> _Work to complete_
For each line below that includes the word "Layer", make a copy.

Stored data:
────────

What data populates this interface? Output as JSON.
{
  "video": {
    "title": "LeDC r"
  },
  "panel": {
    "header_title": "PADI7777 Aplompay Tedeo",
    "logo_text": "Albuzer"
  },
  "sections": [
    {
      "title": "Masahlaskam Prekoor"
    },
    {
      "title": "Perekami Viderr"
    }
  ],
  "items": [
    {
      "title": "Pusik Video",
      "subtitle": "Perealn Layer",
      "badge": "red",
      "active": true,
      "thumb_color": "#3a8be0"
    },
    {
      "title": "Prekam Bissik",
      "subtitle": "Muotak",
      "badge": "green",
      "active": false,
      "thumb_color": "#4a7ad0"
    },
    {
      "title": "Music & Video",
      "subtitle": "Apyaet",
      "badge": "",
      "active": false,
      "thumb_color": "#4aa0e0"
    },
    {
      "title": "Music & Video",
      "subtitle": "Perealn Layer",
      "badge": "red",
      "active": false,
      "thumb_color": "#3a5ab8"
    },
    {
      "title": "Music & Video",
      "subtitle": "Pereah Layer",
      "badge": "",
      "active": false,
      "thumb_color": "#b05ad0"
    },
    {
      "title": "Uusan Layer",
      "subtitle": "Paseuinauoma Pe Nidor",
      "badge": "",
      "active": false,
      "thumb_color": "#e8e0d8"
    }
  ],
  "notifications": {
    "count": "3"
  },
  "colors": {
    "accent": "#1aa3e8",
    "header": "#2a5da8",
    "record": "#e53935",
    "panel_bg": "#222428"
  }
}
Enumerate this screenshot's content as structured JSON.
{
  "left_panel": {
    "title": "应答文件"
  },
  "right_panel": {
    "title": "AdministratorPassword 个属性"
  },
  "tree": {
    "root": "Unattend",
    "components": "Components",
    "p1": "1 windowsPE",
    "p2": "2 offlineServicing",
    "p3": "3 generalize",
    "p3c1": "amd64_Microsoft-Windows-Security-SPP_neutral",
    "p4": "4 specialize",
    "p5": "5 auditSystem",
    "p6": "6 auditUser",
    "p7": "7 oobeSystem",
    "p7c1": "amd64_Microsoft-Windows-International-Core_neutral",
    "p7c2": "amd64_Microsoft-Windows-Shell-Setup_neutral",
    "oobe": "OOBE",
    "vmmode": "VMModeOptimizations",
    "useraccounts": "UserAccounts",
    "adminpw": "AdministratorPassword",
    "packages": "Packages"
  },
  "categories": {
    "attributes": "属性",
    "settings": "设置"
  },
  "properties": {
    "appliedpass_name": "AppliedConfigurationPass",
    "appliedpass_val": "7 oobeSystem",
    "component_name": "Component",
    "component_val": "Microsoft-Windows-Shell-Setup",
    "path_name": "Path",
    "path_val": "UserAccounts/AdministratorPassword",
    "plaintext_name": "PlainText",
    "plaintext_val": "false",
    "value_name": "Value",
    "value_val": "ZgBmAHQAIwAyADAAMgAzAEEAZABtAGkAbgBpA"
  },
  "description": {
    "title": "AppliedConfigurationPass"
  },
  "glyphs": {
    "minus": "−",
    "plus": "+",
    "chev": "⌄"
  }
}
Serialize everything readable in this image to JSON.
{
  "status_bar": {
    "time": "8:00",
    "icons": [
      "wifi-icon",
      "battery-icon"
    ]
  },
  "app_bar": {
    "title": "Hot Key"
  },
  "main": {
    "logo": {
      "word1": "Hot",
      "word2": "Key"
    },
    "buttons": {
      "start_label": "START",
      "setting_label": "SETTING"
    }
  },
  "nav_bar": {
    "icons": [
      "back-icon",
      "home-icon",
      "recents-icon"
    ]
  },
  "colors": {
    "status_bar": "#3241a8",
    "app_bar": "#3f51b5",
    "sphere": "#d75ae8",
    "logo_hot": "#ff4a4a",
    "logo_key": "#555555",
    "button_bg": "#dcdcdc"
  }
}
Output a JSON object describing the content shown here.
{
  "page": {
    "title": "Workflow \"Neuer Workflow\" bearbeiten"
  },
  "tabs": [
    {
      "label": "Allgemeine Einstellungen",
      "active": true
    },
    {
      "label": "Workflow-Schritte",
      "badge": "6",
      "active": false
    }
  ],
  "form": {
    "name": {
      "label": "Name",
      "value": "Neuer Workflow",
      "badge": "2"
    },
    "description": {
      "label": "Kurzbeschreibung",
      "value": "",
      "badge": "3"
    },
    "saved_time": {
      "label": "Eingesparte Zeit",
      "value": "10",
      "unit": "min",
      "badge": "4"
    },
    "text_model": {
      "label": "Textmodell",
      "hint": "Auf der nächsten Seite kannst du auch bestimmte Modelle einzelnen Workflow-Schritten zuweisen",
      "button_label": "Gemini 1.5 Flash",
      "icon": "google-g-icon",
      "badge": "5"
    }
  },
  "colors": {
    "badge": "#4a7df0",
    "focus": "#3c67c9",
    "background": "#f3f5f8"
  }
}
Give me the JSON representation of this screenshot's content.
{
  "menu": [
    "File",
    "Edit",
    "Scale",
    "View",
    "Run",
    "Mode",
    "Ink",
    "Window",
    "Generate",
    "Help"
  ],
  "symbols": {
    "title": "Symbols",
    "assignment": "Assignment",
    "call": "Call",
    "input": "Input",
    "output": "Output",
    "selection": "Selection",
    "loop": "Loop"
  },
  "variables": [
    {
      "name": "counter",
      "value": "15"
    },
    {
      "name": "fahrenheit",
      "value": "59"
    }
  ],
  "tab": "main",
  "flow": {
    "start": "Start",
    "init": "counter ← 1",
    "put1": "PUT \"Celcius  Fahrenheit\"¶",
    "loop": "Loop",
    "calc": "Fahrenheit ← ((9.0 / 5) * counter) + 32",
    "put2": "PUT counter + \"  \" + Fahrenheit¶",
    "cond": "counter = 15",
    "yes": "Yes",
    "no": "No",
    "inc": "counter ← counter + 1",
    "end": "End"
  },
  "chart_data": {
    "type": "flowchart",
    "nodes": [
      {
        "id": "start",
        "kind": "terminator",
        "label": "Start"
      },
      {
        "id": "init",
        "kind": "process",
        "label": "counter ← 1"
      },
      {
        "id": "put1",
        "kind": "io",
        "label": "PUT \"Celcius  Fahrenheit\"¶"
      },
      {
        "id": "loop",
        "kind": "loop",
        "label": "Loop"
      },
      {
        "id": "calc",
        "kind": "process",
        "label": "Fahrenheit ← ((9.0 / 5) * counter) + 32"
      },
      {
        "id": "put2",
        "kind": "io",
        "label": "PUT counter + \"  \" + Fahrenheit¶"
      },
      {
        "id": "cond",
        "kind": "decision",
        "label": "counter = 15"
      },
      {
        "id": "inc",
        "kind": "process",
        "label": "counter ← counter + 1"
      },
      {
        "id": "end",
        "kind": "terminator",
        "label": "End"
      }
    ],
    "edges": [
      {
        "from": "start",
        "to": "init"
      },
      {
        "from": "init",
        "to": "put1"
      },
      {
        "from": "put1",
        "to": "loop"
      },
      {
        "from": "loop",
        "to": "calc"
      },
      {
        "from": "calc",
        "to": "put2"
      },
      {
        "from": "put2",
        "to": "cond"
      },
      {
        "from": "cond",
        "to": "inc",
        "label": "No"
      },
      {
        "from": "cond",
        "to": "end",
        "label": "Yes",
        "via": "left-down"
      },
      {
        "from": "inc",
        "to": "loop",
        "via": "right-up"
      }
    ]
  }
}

────────

> _Answer for the task_
      "subtitle": "Perealn Layer",
      "subtitle": "Perealn Layer",
      "subtitle": "Pereah Layer",
      "title": "Uusan Layer",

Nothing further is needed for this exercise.